§ Your goal
Find the lines containing the word "Recent" and copy every one of them.

Data records

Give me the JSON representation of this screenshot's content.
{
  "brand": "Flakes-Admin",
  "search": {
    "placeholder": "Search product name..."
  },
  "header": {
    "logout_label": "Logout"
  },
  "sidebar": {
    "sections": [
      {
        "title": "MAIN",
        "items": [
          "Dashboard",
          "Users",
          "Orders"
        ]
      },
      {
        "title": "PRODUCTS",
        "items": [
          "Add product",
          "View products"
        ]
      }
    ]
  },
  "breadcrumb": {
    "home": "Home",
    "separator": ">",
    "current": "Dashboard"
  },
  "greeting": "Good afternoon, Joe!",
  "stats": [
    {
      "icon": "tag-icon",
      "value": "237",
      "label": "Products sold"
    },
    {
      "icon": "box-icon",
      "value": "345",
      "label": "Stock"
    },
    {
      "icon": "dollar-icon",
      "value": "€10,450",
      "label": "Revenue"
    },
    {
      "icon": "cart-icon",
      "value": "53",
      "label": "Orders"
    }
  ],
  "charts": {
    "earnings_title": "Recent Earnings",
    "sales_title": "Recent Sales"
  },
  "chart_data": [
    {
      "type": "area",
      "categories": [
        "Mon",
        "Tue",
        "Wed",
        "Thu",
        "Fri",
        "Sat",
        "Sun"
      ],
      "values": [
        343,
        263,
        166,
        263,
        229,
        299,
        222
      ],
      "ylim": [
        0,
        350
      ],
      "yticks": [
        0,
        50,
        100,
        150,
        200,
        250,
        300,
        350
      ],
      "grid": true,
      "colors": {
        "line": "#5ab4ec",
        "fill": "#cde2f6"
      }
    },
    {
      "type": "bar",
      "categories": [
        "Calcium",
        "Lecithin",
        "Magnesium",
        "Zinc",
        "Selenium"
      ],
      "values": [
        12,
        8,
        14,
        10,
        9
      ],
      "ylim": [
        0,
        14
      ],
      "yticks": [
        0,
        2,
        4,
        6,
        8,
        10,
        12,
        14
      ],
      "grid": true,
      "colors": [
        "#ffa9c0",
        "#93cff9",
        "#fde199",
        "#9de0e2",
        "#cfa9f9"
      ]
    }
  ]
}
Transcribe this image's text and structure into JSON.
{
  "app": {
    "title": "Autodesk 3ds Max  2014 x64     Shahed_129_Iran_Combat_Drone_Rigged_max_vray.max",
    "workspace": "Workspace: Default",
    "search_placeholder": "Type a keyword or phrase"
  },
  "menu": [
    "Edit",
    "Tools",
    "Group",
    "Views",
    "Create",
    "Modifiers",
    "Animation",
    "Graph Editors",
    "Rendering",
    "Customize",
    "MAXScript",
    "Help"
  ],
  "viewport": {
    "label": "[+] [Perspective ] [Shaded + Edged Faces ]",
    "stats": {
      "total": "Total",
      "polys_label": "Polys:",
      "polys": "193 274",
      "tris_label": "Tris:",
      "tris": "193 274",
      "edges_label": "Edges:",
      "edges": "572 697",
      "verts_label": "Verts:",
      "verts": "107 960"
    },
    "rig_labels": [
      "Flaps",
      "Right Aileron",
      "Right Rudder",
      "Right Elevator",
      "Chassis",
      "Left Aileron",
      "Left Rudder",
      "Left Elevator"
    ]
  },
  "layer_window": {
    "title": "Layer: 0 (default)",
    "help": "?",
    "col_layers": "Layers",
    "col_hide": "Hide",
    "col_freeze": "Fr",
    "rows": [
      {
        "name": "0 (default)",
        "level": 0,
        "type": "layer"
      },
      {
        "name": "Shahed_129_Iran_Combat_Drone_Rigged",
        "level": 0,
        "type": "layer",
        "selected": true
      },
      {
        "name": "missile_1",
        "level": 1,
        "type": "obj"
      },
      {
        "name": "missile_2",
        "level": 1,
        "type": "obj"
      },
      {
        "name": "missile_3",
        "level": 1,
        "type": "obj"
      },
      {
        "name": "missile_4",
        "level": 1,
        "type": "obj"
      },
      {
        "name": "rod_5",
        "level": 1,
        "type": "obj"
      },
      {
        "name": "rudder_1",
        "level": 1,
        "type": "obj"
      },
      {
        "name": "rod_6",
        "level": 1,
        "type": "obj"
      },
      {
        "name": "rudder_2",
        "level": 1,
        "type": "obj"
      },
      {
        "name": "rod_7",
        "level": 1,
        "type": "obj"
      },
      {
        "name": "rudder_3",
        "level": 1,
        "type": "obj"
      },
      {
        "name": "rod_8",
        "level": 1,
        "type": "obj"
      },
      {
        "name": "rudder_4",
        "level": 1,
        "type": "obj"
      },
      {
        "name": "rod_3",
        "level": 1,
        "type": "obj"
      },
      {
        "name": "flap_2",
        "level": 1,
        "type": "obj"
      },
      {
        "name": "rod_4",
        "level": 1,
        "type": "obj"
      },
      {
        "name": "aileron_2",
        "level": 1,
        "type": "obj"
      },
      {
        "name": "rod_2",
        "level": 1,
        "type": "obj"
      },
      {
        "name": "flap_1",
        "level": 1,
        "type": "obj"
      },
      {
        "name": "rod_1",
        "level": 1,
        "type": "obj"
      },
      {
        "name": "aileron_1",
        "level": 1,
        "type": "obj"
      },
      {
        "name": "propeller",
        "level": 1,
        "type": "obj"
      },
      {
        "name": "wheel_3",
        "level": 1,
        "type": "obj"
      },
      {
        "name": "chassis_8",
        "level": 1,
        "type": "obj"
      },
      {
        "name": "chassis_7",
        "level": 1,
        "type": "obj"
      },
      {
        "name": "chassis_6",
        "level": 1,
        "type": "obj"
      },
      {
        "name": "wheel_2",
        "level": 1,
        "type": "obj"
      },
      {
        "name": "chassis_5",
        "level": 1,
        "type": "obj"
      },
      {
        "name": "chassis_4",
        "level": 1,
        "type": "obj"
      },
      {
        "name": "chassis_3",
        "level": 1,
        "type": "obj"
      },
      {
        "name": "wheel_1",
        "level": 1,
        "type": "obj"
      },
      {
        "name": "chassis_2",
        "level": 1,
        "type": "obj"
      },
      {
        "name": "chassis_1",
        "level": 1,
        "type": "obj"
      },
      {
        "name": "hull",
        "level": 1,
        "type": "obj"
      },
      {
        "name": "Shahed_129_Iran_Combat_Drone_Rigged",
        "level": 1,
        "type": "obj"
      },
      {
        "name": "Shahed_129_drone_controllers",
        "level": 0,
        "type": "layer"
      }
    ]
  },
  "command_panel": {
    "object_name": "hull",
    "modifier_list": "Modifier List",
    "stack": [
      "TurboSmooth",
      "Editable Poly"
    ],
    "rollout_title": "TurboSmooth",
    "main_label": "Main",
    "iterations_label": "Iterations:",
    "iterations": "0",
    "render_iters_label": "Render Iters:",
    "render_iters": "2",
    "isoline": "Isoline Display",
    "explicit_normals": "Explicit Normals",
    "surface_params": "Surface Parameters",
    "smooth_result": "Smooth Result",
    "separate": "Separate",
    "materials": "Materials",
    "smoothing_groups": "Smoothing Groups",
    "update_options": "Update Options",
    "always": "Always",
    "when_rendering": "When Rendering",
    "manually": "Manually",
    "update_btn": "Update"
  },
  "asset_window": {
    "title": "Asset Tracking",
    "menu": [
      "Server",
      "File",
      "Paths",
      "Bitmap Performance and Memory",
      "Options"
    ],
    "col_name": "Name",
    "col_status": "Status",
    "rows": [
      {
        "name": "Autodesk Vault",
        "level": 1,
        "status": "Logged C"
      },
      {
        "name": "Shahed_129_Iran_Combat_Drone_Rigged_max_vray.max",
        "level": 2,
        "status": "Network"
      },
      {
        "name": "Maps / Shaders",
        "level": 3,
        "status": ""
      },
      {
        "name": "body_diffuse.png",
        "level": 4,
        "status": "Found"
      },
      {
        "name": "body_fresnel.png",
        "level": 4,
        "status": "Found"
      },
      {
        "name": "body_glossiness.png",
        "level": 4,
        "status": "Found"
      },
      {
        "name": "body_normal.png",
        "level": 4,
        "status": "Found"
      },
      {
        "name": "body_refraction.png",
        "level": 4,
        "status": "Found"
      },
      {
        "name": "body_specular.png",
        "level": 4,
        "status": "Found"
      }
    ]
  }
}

§ Right answer
    "earnings_title": "Recent Earnings",
    "sales_title": "Recent Sales"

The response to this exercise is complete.